Compile every line that includes the word "Mean".

▶ Available data
--------------------------------------------------

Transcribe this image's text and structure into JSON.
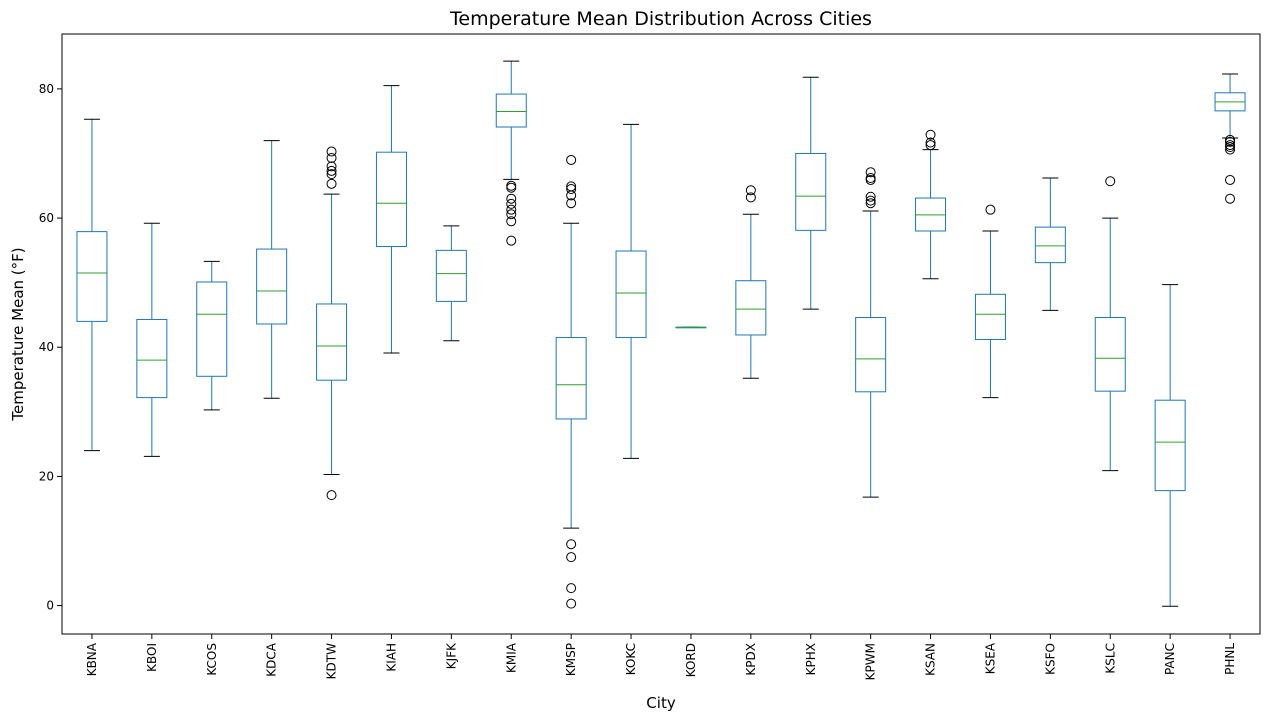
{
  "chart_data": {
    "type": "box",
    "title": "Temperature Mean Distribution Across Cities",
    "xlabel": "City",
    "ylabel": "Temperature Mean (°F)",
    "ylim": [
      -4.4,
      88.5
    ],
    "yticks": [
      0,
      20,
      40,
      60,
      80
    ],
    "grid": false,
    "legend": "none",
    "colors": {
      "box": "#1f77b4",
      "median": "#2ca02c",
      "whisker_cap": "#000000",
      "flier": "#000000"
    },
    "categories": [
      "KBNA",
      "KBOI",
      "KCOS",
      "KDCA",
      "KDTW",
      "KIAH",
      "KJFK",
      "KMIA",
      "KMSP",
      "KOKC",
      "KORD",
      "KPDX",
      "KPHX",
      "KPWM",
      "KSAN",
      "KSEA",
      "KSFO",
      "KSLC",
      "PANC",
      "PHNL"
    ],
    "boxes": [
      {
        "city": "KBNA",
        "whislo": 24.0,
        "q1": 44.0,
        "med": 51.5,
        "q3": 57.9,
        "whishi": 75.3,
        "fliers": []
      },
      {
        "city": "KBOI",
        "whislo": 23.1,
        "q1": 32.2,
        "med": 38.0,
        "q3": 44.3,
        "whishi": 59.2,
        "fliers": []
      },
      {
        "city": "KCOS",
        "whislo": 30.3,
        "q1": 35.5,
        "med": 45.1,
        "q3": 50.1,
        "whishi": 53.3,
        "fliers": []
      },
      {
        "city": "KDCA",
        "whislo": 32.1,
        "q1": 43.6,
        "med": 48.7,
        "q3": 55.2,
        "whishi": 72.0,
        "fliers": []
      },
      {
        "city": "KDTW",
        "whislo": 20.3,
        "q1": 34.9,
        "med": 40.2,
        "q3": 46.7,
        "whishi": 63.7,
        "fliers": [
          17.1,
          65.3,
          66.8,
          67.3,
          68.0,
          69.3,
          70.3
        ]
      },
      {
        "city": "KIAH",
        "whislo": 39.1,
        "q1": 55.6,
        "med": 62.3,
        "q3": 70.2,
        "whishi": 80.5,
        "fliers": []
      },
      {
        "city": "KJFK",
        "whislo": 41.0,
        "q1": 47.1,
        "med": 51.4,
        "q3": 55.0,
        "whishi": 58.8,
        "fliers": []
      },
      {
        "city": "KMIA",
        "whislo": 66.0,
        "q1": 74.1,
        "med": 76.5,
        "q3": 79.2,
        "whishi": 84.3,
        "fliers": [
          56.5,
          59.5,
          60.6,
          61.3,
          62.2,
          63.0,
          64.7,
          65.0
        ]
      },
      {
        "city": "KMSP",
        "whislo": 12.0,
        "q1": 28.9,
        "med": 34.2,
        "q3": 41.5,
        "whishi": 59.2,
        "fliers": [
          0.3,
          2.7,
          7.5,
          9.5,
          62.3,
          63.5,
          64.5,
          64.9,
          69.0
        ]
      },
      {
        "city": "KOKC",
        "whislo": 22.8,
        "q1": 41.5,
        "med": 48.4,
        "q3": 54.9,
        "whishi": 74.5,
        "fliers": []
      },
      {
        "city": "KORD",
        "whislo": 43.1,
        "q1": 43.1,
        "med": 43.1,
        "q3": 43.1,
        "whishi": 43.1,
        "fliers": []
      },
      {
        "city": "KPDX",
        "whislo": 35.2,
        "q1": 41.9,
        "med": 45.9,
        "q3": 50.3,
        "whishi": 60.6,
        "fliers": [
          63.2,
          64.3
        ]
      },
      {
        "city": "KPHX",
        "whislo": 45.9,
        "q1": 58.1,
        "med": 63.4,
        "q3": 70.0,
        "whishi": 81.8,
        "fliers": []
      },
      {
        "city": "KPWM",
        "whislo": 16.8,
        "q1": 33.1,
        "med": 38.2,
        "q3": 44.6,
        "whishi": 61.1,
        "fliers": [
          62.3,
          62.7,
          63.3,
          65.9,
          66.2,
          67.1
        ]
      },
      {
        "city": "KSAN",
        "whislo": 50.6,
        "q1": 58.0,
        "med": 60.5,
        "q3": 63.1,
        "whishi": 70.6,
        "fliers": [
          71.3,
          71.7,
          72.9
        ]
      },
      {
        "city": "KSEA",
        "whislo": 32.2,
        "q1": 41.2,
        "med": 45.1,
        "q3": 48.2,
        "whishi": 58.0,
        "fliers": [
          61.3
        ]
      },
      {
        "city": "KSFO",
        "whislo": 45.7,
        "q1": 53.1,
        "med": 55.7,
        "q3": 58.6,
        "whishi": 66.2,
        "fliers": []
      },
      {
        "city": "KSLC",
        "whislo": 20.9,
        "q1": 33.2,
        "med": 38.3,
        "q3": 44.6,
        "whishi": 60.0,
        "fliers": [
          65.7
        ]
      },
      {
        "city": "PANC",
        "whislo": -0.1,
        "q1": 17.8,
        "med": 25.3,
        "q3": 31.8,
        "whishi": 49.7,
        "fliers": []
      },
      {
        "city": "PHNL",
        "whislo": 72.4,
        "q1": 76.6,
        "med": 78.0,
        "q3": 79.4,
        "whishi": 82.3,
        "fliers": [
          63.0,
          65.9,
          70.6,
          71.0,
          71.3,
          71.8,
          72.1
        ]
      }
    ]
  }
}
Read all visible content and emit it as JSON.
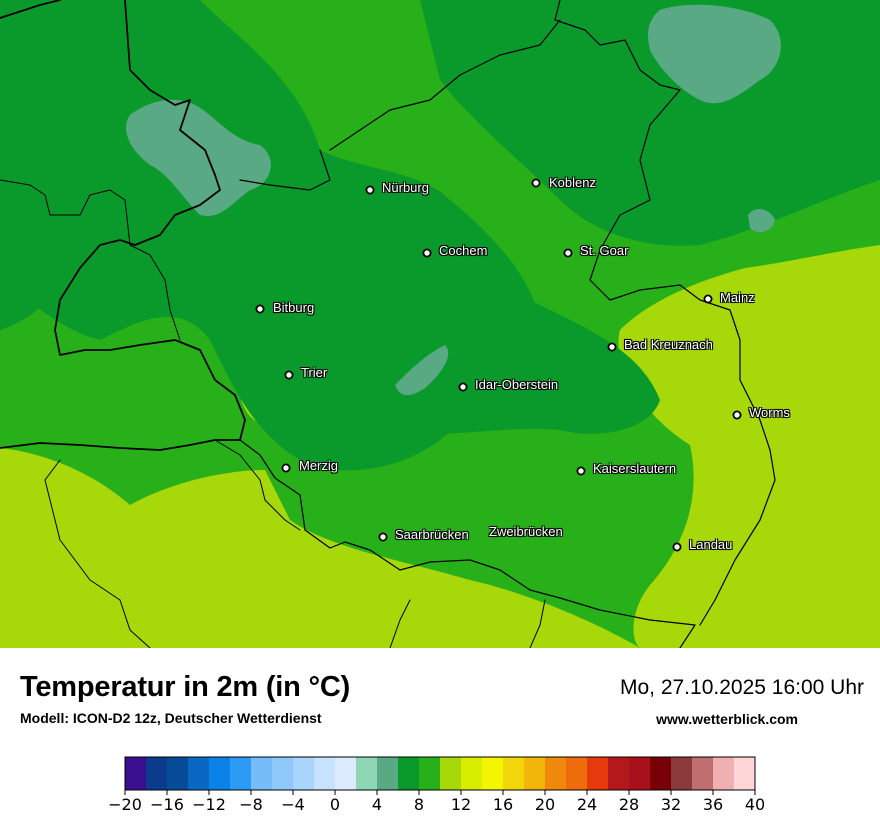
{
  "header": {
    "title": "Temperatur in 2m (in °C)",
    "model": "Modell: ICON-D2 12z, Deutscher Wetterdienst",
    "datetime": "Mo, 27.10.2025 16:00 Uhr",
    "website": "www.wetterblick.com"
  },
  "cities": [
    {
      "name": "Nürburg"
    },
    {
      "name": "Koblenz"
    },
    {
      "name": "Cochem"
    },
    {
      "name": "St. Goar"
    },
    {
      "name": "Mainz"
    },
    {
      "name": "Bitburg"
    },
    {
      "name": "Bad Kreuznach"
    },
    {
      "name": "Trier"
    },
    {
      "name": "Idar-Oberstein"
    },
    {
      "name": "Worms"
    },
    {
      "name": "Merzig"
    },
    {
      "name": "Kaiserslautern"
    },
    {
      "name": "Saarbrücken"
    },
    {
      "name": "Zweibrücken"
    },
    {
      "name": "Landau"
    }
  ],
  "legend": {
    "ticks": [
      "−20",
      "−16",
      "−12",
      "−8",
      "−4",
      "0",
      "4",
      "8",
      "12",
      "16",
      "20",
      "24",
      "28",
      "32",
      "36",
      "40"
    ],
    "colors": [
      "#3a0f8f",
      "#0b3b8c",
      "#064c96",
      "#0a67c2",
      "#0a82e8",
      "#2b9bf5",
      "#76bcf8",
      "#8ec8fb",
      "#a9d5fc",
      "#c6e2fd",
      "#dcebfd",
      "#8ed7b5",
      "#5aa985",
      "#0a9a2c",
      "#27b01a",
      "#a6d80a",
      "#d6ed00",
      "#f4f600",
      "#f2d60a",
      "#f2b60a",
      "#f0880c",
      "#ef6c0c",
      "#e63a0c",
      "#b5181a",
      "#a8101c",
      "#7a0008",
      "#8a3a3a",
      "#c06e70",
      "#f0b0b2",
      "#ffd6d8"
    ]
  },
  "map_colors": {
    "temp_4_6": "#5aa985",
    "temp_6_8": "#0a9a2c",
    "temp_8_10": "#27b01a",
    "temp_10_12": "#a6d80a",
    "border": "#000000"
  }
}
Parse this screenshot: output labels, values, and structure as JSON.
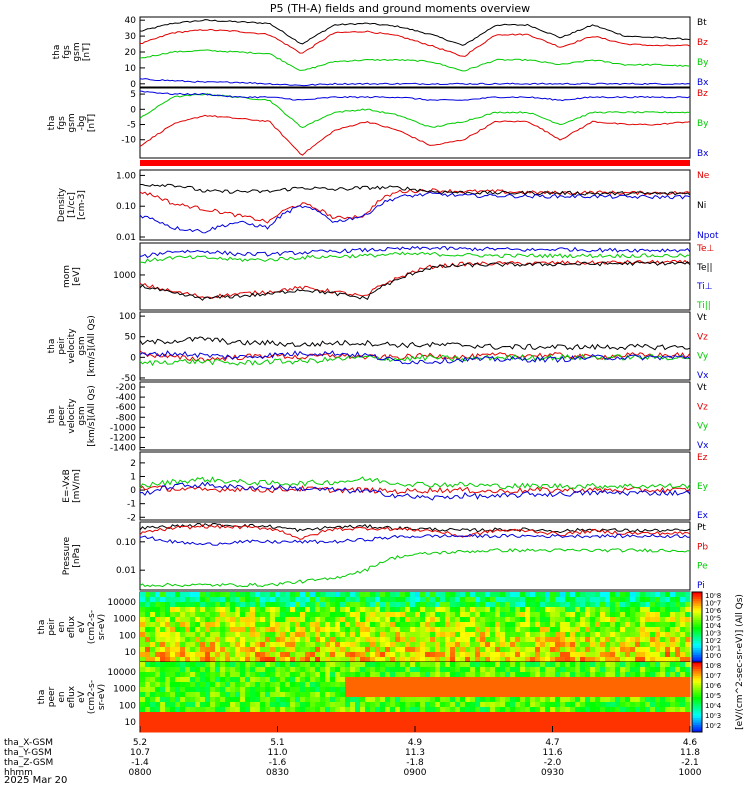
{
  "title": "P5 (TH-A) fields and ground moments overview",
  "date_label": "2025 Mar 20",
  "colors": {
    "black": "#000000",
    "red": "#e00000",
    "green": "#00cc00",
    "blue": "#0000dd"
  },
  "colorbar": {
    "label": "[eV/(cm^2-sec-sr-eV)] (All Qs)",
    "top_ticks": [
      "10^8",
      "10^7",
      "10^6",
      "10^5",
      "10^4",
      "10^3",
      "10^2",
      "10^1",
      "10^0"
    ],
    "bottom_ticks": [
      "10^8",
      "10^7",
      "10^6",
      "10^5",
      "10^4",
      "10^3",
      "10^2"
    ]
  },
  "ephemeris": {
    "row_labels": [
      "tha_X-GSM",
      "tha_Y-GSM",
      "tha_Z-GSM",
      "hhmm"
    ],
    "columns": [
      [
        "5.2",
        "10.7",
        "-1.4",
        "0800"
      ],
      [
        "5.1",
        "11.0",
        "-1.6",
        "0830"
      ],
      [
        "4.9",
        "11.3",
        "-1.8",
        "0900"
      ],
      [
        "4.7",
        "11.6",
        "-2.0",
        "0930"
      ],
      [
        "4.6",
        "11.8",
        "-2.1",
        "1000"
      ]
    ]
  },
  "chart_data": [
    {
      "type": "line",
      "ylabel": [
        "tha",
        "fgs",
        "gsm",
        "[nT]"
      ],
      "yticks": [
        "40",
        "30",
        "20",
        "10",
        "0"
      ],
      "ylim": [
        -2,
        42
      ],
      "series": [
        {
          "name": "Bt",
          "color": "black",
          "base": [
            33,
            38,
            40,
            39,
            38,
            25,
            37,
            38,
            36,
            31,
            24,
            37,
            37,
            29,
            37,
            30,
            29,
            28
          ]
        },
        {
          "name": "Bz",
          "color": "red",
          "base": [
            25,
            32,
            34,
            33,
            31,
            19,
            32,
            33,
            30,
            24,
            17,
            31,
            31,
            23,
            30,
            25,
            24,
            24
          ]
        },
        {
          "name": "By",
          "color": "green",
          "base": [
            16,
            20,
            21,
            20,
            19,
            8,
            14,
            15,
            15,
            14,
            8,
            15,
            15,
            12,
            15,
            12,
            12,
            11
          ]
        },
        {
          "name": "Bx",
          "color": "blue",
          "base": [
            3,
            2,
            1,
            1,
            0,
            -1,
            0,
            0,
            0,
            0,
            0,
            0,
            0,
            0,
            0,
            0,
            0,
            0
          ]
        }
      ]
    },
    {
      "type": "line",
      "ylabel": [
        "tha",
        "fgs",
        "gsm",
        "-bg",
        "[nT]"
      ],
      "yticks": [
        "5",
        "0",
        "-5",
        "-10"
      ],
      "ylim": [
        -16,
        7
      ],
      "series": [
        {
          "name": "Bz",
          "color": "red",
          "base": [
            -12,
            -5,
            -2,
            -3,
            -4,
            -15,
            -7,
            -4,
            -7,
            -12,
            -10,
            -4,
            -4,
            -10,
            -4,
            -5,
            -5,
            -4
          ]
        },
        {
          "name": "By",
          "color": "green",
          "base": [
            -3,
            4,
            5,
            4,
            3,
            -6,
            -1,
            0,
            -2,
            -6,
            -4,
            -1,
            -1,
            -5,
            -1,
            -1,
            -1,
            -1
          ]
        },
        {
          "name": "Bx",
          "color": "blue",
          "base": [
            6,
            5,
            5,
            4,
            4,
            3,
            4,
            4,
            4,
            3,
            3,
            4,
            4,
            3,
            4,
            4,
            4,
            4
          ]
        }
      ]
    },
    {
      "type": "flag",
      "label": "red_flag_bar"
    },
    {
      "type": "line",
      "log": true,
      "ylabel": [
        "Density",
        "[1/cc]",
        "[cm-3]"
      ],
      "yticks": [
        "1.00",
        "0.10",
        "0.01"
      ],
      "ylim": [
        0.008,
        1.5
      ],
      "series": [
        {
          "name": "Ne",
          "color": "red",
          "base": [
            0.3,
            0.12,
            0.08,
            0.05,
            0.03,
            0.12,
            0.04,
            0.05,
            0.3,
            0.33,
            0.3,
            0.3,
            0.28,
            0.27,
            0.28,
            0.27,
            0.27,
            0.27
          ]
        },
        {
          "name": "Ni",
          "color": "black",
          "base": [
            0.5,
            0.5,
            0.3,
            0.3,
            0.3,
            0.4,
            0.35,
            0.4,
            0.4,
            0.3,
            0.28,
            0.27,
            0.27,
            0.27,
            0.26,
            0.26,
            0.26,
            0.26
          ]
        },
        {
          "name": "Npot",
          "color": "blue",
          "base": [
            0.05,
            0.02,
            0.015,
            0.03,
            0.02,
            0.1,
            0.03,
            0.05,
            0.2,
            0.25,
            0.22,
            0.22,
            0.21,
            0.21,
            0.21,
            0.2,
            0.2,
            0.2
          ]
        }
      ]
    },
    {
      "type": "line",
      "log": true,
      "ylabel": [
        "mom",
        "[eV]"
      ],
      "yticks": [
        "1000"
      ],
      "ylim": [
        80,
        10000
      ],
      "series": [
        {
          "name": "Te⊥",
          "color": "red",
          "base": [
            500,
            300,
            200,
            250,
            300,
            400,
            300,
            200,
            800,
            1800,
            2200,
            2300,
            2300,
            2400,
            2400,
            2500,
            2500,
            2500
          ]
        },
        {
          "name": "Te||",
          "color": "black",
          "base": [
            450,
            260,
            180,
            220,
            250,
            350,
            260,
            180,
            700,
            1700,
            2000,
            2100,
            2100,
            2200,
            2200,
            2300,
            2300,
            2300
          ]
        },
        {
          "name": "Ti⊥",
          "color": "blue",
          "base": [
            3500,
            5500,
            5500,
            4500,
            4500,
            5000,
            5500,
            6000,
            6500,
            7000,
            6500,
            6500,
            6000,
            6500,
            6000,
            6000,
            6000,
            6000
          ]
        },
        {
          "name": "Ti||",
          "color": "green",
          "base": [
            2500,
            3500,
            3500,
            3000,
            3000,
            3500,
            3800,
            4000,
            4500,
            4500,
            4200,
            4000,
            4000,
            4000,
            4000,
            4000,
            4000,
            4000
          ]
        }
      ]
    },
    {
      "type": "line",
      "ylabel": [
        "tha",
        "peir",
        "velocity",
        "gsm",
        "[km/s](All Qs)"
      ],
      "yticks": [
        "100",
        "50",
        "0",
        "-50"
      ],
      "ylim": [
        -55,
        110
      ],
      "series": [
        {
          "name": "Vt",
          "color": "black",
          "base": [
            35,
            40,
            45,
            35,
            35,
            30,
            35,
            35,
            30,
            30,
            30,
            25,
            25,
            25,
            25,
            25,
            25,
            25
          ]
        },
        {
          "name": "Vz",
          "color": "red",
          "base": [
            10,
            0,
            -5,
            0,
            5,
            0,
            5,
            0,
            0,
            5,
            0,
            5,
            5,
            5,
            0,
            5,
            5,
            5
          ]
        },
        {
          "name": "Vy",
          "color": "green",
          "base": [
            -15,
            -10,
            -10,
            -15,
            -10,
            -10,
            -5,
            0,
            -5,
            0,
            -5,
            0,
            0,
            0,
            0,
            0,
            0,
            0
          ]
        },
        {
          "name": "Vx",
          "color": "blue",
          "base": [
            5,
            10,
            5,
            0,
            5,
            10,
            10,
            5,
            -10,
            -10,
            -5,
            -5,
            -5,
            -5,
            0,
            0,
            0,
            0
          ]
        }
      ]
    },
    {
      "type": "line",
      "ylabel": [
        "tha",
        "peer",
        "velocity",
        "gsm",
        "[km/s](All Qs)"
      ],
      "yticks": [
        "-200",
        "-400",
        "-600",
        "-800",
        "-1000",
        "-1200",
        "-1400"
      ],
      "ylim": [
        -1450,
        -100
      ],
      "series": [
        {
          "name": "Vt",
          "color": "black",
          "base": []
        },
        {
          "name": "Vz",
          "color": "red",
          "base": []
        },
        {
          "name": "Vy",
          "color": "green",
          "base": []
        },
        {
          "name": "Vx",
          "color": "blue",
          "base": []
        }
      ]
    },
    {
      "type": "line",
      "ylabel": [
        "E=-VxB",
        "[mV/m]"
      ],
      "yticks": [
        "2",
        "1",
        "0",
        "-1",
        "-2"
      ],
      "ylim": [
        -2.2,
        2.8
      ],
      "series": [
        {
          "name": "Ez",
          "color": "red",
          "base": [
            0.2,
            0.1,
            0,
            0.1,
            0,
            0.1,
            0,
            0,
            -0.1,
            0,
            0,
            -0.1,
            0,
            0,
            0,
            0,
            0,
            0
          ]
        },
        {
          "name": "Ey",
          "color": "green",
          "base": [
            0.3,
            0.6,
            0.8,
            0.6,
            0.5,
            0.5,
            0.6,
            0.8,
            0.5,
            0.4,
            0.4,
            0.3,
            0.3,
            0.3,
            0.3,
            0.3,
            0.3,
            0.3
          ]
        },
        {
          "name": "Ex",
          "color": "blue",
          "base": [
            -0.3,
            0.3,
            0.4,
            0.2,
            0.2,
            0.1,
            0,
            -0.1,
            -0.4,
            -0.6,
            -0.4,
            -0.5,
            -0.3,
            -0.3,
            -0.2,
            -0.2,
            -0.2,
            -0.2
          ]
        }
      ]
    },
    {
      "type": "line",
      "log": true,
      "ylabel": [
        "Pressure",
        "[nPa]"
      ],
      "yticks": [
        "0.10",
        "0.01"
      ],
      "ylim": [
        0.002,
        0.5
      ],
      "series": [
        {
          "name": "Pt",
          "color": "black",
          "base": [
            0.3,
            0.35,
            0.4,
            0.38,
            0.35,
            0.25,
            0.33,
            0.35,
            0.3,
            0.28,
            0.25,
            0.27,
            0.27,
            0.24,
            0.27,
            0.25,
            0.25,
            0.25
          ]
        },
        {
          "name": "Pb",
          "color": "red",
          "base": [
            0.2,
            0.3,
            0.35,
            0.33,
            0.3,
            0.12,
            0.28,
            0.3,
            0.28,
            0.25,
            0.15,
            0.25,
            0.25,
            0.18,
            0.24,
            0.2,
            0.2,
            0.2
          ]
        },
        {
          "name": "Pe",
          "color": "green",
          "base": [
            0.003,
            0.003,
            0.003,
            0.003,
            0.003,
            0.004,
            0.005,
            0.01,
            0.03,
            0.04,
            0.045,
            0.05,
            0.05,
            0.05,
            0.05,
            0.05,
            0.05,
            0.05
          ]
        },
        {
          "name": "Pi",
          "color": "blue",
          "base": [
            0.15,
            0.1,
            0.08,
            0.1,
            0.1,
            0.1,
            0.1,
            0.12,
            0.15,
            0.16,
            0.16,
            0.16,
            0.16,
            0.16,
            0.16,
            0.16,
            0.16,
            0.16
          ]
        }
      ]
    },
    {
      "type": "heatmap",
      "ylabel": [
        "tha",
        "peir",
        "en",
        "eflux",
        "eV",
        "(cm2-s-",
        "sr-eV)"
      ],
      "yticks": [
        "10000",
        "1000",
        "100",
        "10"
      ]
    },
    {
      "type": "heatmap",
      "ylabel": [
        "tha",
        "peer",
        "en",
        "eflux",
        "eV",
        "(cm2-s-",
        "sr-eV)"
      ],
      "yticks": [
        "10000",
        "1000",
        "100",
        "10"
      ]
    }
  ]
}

--------------------------------------------------

▶ Full output
    "title": "Temperature Mean Distribution Across Cities",
    "ylabel": "Temperature Mean (°F)",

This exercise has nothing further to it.